EXERCISE DETAILS:
Write out the data below exactly as given, without any of its pictures.

— Begin LISTED ENTRIES —

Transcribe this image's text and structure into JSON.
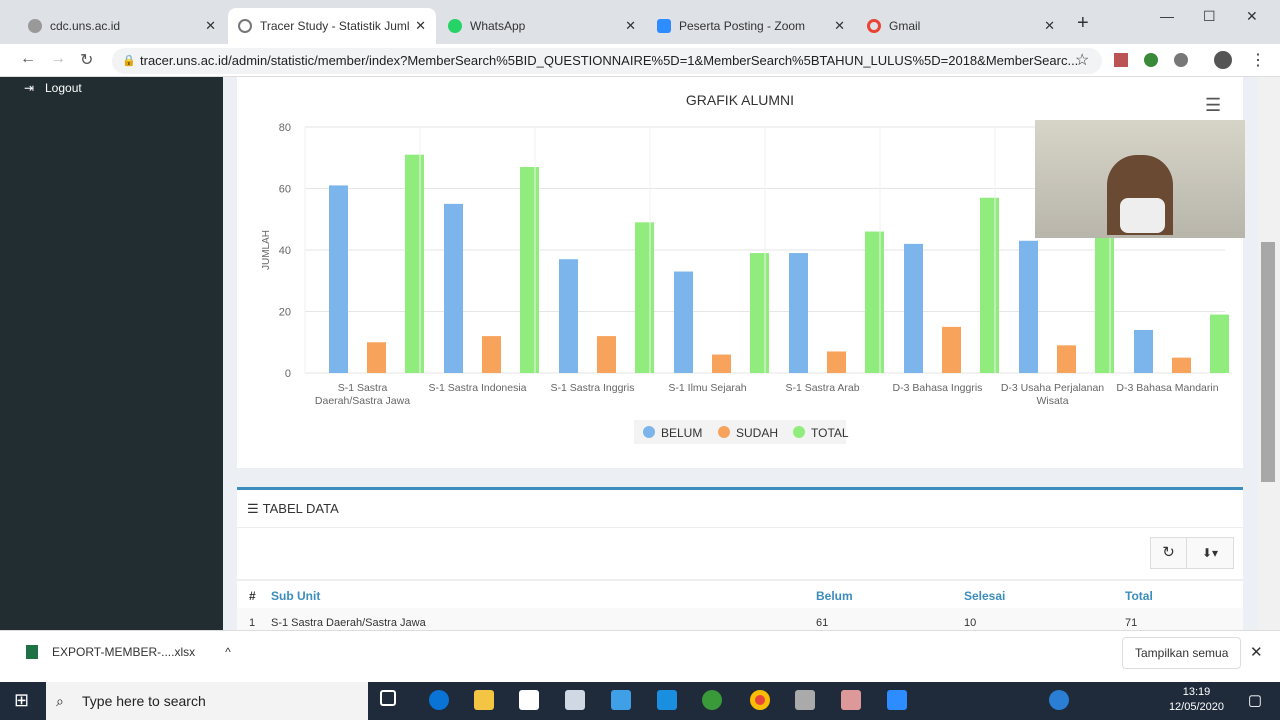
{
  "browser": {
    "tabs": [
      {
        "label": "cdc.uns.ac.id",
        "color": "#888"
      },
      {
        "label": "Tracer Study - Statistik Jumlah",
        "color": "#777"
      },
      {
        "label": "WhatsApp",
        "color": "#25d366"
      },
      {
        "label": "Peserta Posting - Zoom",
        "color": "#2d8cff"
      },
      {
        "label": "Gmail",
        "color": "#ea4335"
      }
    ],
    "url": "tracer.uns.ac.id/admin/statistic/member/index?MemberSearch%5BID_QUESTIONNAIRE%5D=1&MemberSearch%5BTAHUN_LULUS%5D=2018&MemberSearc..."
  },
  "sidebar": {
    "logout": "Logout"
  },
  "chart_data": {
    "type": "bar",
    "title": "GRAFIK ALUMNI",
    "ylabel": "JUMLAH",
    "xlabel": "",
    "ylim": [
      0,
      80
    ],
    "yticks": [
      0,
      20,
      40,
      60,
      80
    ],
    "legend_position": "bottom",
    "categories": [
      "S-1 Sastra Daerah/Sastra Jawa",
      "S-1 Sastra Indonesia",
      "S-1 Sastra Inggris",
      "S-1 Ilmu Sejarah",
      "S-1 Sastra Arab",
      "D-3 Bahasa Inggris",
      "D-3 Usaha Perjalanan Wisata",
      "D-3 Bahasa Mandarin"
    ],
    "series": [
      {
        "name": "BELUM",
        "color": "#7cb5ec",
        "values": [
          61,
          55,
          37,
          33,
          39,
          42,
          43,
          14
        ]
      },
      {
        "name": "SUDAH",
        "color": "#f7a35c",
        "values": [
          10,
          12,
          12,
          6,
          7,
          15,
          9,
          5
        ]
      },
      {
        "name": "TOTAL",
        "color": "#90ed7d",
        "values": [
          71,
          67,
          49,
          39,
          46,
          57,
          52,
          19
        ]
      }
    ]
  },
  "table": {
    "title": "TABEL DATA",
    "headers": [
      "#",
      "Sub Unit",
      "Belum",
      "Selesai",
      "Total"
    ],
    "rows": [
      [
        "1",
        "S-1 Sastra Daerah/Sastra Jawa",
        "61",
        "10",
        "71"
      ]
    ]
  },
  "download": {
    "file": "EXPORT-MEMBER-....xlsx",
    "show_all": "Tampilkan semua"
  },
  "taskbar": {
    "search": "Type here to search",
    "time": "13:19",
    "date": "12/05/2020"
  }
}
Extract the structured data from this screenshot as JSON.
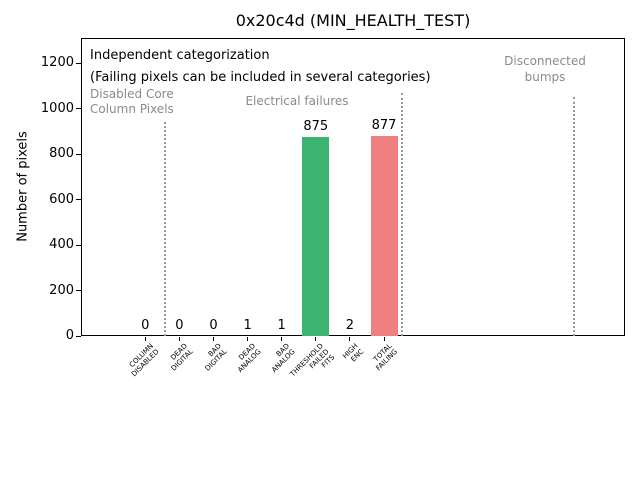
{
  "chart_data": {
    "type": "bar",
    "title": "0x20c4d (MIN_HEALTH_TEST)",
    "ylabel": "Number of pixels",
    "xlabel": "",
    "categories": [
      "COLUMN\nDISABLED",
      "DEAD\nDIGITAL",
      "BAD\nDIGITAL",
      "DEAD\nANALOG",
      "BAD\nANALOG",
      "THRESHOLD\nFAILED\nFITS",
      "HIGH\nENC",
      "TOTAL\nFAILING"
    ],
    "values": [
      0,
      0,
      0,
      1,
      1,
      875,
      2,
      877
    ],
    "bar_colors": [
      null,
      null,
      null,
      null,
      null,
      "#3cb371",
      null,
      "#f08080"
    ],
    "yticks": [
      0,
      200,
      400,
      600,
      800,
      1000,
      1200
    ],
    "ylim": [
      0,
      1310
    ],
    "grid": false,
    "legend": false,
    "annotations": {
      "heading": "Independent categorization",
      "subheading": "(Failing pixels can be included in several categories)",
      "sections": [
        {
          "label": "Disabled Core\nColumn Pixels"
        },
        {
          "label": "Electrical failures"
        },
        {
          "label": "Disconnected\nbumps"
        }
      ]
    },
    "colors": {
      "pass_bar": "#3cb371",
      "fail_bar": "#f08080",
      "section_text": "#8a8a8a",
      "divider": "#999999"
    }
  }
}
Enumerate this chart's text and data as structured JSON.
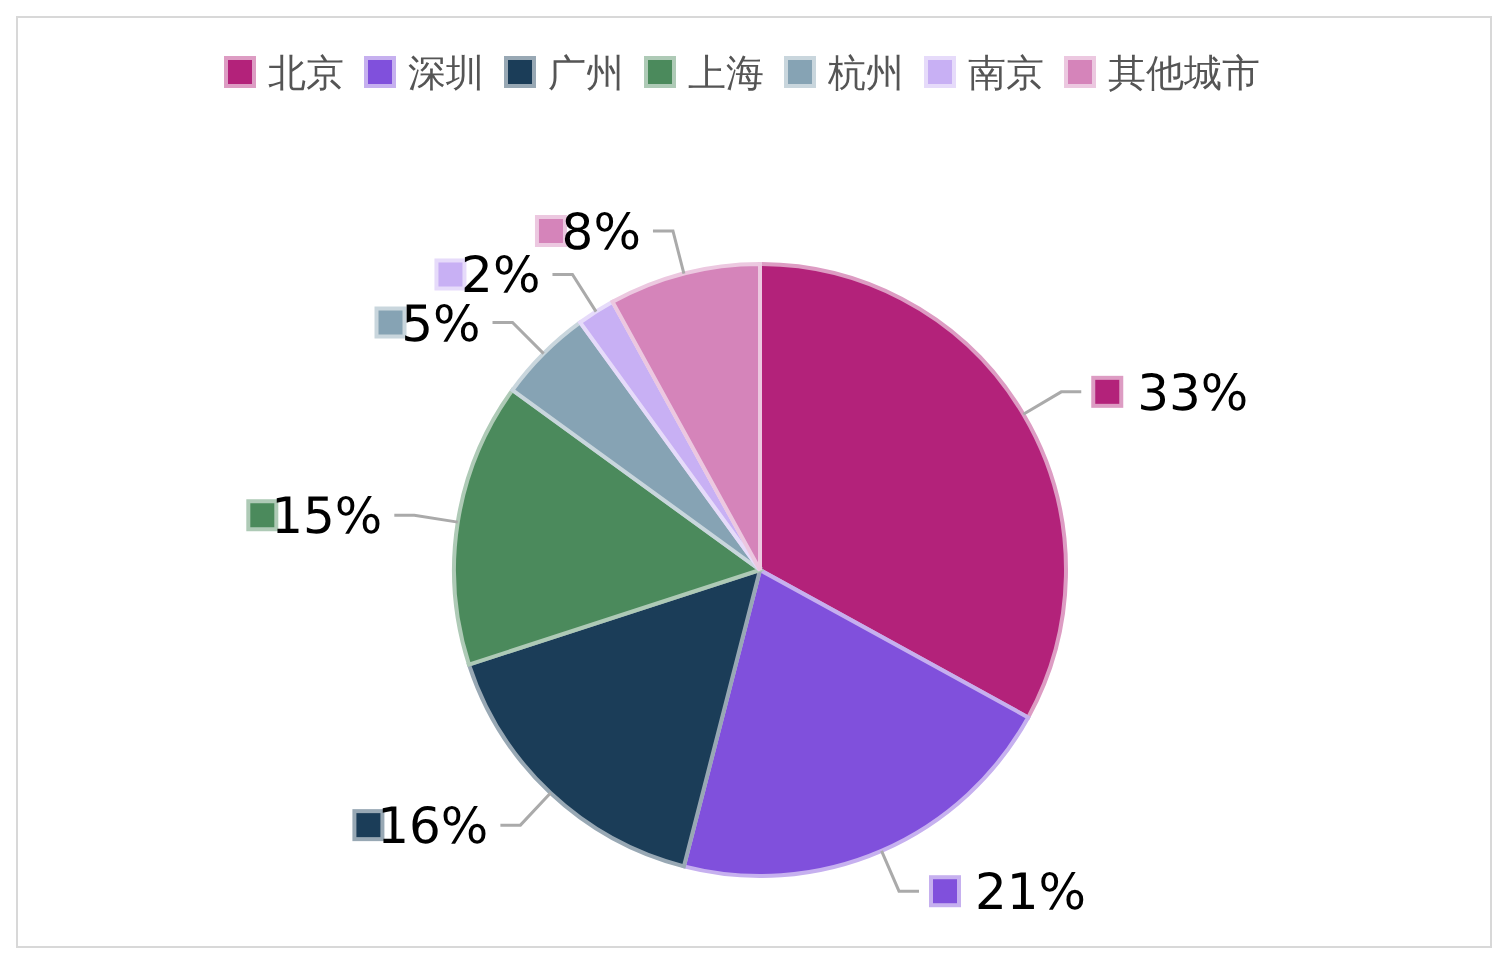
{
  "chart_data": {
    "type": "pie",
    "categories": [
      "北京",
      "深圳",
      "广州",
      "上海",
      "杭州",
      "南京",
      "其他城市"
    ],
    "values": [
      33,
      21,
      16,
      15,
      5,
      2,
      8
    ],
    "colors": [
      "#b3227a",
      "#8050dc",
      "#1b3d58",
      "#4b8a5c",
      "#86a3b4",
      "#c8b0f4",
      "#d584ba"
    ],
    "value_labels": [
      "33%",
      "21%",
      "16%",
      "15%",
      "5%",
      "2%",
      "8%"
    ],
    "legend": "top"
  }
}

— End LISTED ENTRIES —

RESULT OF THE TASK:
Transcribe this image's text and structure into JSON.
{
  "browser": {
    "tabs": [
      {
        "label": "cdc.uns.ac.id",
        "color": "#888"
      },
      {
        "label": "Tracer Study - Statistik Jumlah",
        "color": "#777"
      },
      {
        "label": "WhatsApp",
        "color": "#25d366"
      },
      {
        "label": "Peserta Posting - Zoom",
        "color": "#2d8cff"
      },
      {
        "label": "Gmail",
        "color": "#ea4335"
      }
    ],
    "url": "tracer.uns.ac.id/admin/statistic/member/index?MemberSearch%5BID_QUESTIONNAIRE%5D=1&MemberSearch%5BTAHUN_LULUS%5D=2018&MemberSearc..."
  },
  "sidebar": {
    "logout": "Logout"
  },
  "chart_data": {
    "type": "bar",
    "title": "GRAFIK ALUMNI",
    "ylabel": "JUMLAH",
    "xlabel": "",
    "ylim": [
      0,
      80
    ],
    "yticks": [
      0,
      20,
      40,
      60,
      80
    ],
    "legend_position": "bottom",
    "categories": [
      "S-1 Sastra Daerah/Sastra Jawa",
      "S-1 Sastra Indonesia",
      "S-1 Sastra Inggris",
      "S-1 Ilmu Sejarah",
      "S-1 Sastra Arab",
      "D-3 Bahasa Inggris",
      "D-3 Usaha Perjalanan Wisata",
      "D-3 Bahasa Mandarin"
    ],
    "series": [
      {
        "name": "BELUM",
        "color": "#7cb5ec",
        "values": [
          61,
          55,
          37,
          33,
          39,
          42,
          43,
          14
        ]
      },
      {
        "name": "SUDAH",
        "color": "#f7a35c",
        "values": [
          10,
          12,
          12,
          6,
          7,
          15,
          9,
          5
        ]
      },
      {
        "name": "TOTAL",
        "color": "#90ed7d",
        "values": [
          71,
          67,
          49,
          39,
          46,
          57,
          52,
          19
        ]
      }
    ]
  },
  "table": {
    "title": "TABEL DATA",
    "headers": [
      "#",
      "Sub Unit",
      "Belum",
      "Selesai",
      "Total"
    ],
    "rows": [
      [
        "1",
        "S-1 Sastra Daerah/Sastra Jawa",
        "61",
        "10",
        "71"
      ]
    ]
  },
  "download": {
    "file": "EXPORT-MEMBER-....xlsx",
    "show_all": "Tampilkan semua"
  },
  "taskbar": {
    "search": "Type here to search",
    "time": "13:19",
    "date": "12/05/2020"
  }
}
Extract the structured data from this screenshot as JSON.
{
  "chart_data": {
    "type": "bar",
    "title": "0x20c4d (MIN_HEALTH_TEST)",
    "ylabel": "Number of pixels",
    "xlabel": "",
    "categories": [
      "COLUMN\nDISABLED",
      "DEAD\nDIGITAL",
      "BAD\nDIGITAL",
      "DEAD\nANALOG",
      "BAD\nANALOG",
      "THRESHOLD\nFAILED\nFITS",
      "HIGH\nENC",
      "TOTAL\nFAILING"
    ],
    "values": [
      0,
      0,
      0,
      1,
      1,
      875,
      2,
      877
    ],
    "bar_colors": [
      null,
      null,
      null,
      null,
      null,
      "#3cb371",
      null,
      "#f08080"
    ],
    "yticks": [
      0,
      200,
      400,
      600,
      800,
      1000,
      1200
    ],
    "ylim": [
      0,
      1310
    ],
    "grid": false,
    "legend": false,
    "annotations": {
      "heading": "Independent categorization",
      "subheading": "(Failing pixels can be included in several categories)",
      "sections": [
        {
          "label": "Disabled Core\nColumn Pixels"
        },
        {
          "label": "Electrical failures"
        },
        {
          "label": "Disconnected\nbumps"
        }
      ]
    },
    "colors": {
      "pass_bar": "#3cb371",
      "fail_bar": "#f08080",
      "section_text": "#8a8a8a",
      "divider": "#999999"
    }
  }
}
Enumerate this chart's text and data as structured JSON.
{
  "chart_data": {
    "type": "pie",
    "categories": [
      "北京",
      "深圳",
      "广州",
      "上海",
      "杭州",
      "南京",
      "其他城市"
    ],
    "values": [
      33,
      21,
      16,
      15,
      5,
      2,
      8
    ],
    "colors": [
      "#b3227a",
      "#8050dc",
      "#1b3d58",
      "#4b8a5c",
      "#86a3b4",
      "#c8b0f4",
      "#d584ba"
    ],
    "value_labels": [
      "33%",
      "21%",
      "16%",
      "15%",
      "5%",
      "2%",
      "8%"
    ],
    "legend": "top"
  }
}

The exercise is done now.